How many lines of the material below contain the string "type"? Answer with the number and nothing else.

--- BEGIN Listing ---

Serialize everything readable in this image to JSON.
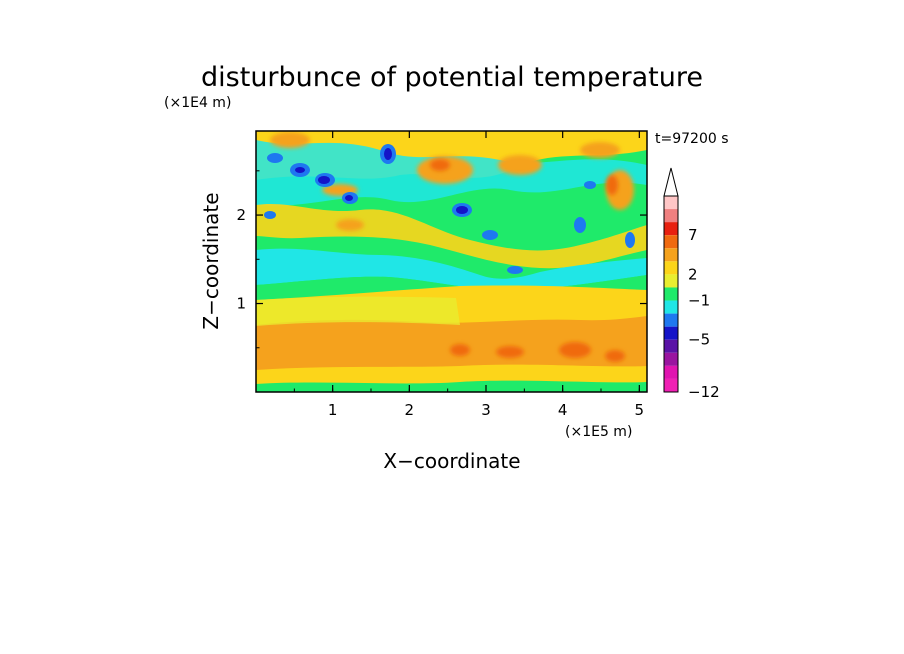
{
  "chart_data": {
    "type": "heatmap",
    "title": "disturbunce of potential temperature",
    "xlabel": "X−coordinate",
    "ylabel": "Z−coordinate",
    "x_unit": "(×1E5 m)",
    "y_unit": "(×1E4 m)",
    "time_label": "t=97200 s",
    "xlim": [
      0,
      5.1
    ],
    "ylim": [
      0,
      2.95
    ],
    "x_ticks": [
      1,
      2,
      3,
      4,
      5
    ],
    "y_ticks": [
      1,
      2
    ],
    "colorbar": {
      "labels": [
        "7",
        "2",
        "−1",
        "−5",
        "−12"
      ],
      "colors": [
        "#ffc6c6",
        "#f08080",
        "#e82010",
        "#f06a10",
        "#f5a21d",
        "#fcd51a",
        "#e8ee30",
        "#1fea6a",
        "#20e6e6",
        "#1e78f0",
        "#1414c8",
        "#5a12a6",
        "#9a14a0",
        "#e014b0",
        "#f020b4"
      ],
      "extend_max_color": "#ffffff"
    },
    "field_bands": [
      {
        "z_range": [
          0.0,
          0.18
        ],
        "dominant": "#fcd51a"
      },
      {
        "z_range": [
          0.18,
          0.7
        ],
        "dominant": "#f5a21d"
      },
      {
        "z_range": [
          0.7,
          1.05
        ],
        "dominant": "#fcd51a"
      },
      {
        "z_range": [
          1.05,
          1.4
        ],
        "dominant": "#1fea6a"
      },
      {
        "z_range": [
          1.4,
          2.95
        ],
        "dominant": "#1fea6a"
      }
    ]
  }
}
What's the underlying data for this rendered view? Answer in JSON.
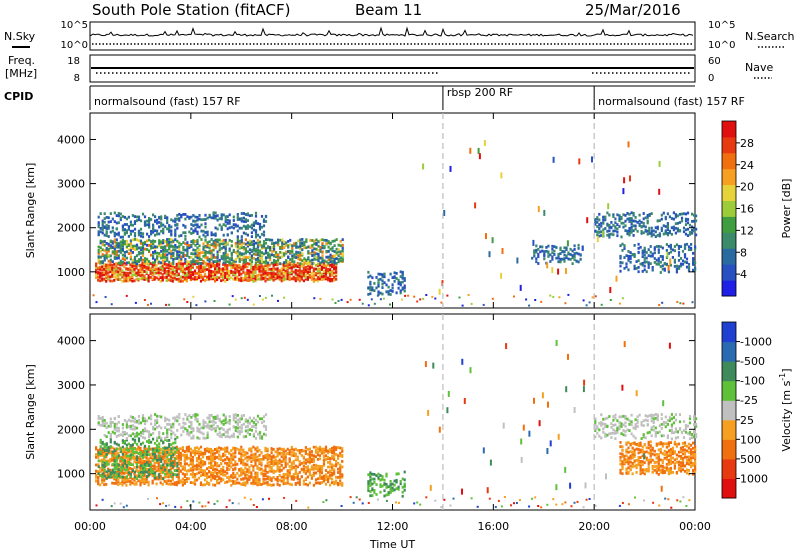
{
  "header": {
    "station": "South Pole Station (fitACF)",
    "beam": "Beam 11",
    "date": "25/Mar/2016"
  },
  "strip_labels": {
    "nsky": "N.Sky",
    "nsearch": "N.Search",
    "freq_line1": "Freq.",
    "freq_line2": "[MHz]",
    "nave": "Nave",
    "cpid": "CPID"
  },
  "strip_ticks": {
    "noise_left": [
      "10^5",
      "10^0"
    ],
    "noise_right": [
      "10^5",
      "10^0"
    ],
    "freq_left": [
      "18",
      "8"
    ],
    "nave_right": [
      "60",
      "0"
    ]
  },
  "cpid_segments": [
    {
      "label": "normalsound (fast) 157 RF",
      "start_hour": 0,
      "end_hour": 14
    },
    {
      "label": "rbsp 200 RF",
      "start_hour": 14,
      "end_hour": 20
    },
    {
      "label": "normalsound (fast) 157 RF",
      "start_hour": 20,
      "end_hour": 24
    }
  ],
  "chart_data": [
    {
      "type": "heatmap",
      "name": "power-panel",
      "xlabel": "",
      "ylabel": "Slant Range [km]",
      "xlim": [
        0,
        24
      ],
      "ylim": [
        180,
        4600
      ],
      "x_ticks": [
        "00:00",
        "04:00",
        "08:00",
        "12:00",
        "16:00",
        "20:00",
        "00:00"
      ],
      "y_ticks": [
        1000,
        2000,
        3000,
        4000
      ],
      "mode_change_hours": [
        14,
        20
      ],
      "colorbar": {
        "label": "Power [dB]",
        "ticks": [
          "4",
          "8",
          "12",
          "16",
          "20",
          "24",
          "28"
        ],
        "colors": [
          "#1f1fe6",
          "#2850c0",
          "#2a6aa0",
          "#3b8a6a",
          "#3f9c3f",
          "#9ccc3a",
          "#e6d23a",
          "#f5a020",
          "#f07010",
          "#e83a10",
          "#e01010"
        ]
      },
      "echo_regions": [
        {
          "h0": 0.2,
          "h1": 9.8,
          "r0": 800,
          "r1": 1200,
          "intensity": "high"
        },
        {
          "h0": 0.3,
          "h1": 10.0,
          "r0": 1200,
          "r1": 1700,
          "intensity": "medium"
        },
        {
          "h0": 0.3,
          "h1": 7.0,
          "r0": 1800,
          "r1": 2300,
          "intensity": "low"
        },
        {
          "h0": 11.0,
          "h1": 12.5,
          "r0": 500,
          "r1": 1000,
          "intensity": "low"
        },
        {
          "h0": 17.5,
          "h1": 19.5,
          "r0": 1200,
          "r1": 1600,
          "intensity": "low"
        },
        {
          "h0": 20.0,
          "h1": 24.0,
          "r0": 1800,
          "r1": 2300,
          "intensity": "low"
        },
        {
          "h0": 21.0,
          "h1": 24.0,
          "r0": 1000,
          "r1": 1600,
          "intensity": "low"
        }
      ]
    },
    {
      "type": "heatmap",
      "name": "velocity-panel",
      "xlabel": "Time UT",
      "ylabel": "Slant Range [km]",
      "xlim": [
        0,
        24
      ],
      "ylim": [
        180,
        4600
      ],
      "x_ticks": [
        "00:00",
        "04:00",
        "08:00",
        "12:00",
        "16:00",
        "20:00",
        "00:00"
      ],
      "y_ticks": [
        1000,
        2000,
        3000,
        4000
      ],
      "mode_change_hours": [
        14,
        20
      ],
      "colorbar": {
        "label_main": "Velocity",
        "label_units": "[m s",
        "label_exp": "-1",
        "label_close": "]",
        "ticks": [
          "1000",
          "500",
          "100",
          "25",
          "-25",
          "-100",
          "-500",
          "-1000"
        ],
        "colors": [
          "#1f3fd0",
          "#2a6ab0",
          "#3f8a5a",
          "#5fc03a",
          "#c0c0c0",
          "#f5a020",
          "#f07010",
          "#e83a10",
          "#e01010"
        ]
      },
      "echo_regions": [
        {
          "h0": 0.2,
          "h1": 10.0,
          "r0": 750,
          "r1": 1600,
          "intensity": "away"
        },
        {
          "h0": 0.3,
          "h1": 3.5,
          "r0": 900,
          "r1": 1800,
          "intensity": "toward"
        },
        {
          "h0": 0.3,
          "h1": 7.0,
          "r0": 1800,
          "r1": 2300,
          "intensity": "grey"
        },
        {
          "h0": 11.0,
          "h1": 12.5,
          "r0": 500,
          "r1": 1000,
          "intensity": "toward"
        },
        {
          "h0": 20.0,
          "h1": 24.0,
          "r0": 1800,
          "r1": 2300,
          "intensity": "grey"
        },
        {
          "h0": 21.0,
          "h1": 24.0,
          "r0": 1000,
          "r1": 1700,
          "intensity": "away"
        }
      ]
    }
  ]
}
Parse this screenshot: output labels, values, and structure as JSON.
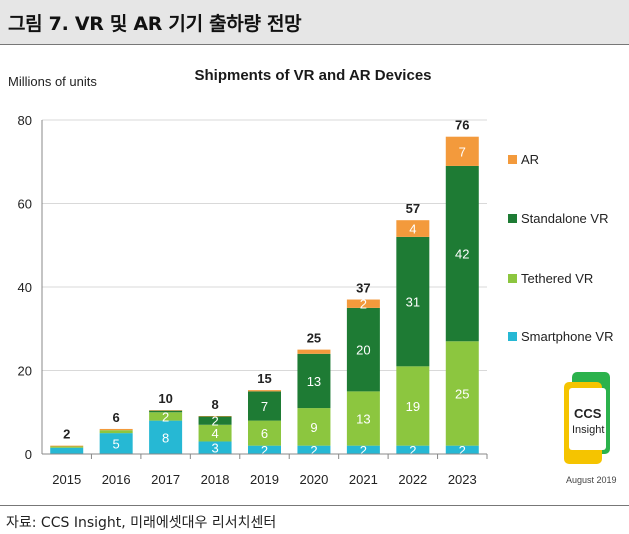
{
  "page": {
    "heading": "그림 7.  VR 및 AR 기기 출하량 전망",
    "source": "자료: CCS Insight, 미래에셋대우 리서치센터"
  },
  "logo": {
    "line1": "CCS",
    "line2": "Insight",
    "date": "August 2019"
  },
  "colors": {
    "ar": "#f39a3c",
    "standalone": "#1e7b34",
    "tethered": "#8cc63f",
    "smartphone": "#26b8d4",
    "axis": "#888888",
    "grid": "#d9d9d9"
  },
  "chart_data": {
    "type": "bar",
    "stacked": true,
    "title": "Shipments of VR and AR Devices",
    "ylabel": "Millions of units",
    "xlabel": "",
    "ylim": [
      0,
      80
    ],
    "yticks": [
      0,
      20,
      40,
      60,
      80
    ],
    "grid": true,
    "legend_position": "right",
    "categories": [
      "2015",
      "2016",
      "2017",
      "2018",
      "2019",
      "2020",
      "2021",
      "2022",
      "2023"
    ],
    "series": [
      {
        "name": "Smartphone VR",
        "color_key": "smartphone",
        "values": [
          1.5,
          5.0,
          8.0,
          3.0,
          2.0,
          2.0,
          2.0,
          2.0,
          2.0
        ],
        "labels": [
          "",
          "5",
          "8",
          "3",
          "2",
          "2",
          "2",
          "2",
          "2"
        ]
      },
      {
        "name": "Tethered VR",
        "color_key": "tethered",
        "values": [
          0.3,
          0.7,
          2.0,
          4.0,
          6.0,
          9.0,
          13.0,
          19.0,
          25.0
        ],
        "labels": [
          "",
          "",
          "2",
          "4",
          "6",
          "9",
          "13",
          "19",
          "25"
        ]
      },
      {
        "name": "Standalone VR",
        "color_key": "standalone",
        "values": [
          0,
          0,
          0.4,
          2.0,
          7.0,
          13.0,
          20.0,
          31.0,
          42.0
        ],
        "labels": [
          "",
          "",
          "",
          "2",
          "7",
          "13",
          "20",
          "31",
          "42"
        ]
      },
      {
        "name": "AR",
        "color_key": "ar",
        "values": [
          0.2,
          0.3,
          0.1,
          0.1,
          0.3,
          1.0,
          2.0,
          4.0,
          7.0
        ],
        "labels": [
          "",
          "",
          "",
          "",
          "",
          "",
          "2",
          "4",
          "7"
        ]
      }
    ],
    "totals": [
      "2",
      "6",
      "10",
      "8",
      "15",
      "25",
      "37",
      "57",
      "76"
    ],
    "legend_order": [
      "AR",
      "Standalone VR",
      "Tethered VR",
      "Smartphone VR"
    ]
  }
}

--- END Listing ---

== Answer for this exercise ==
4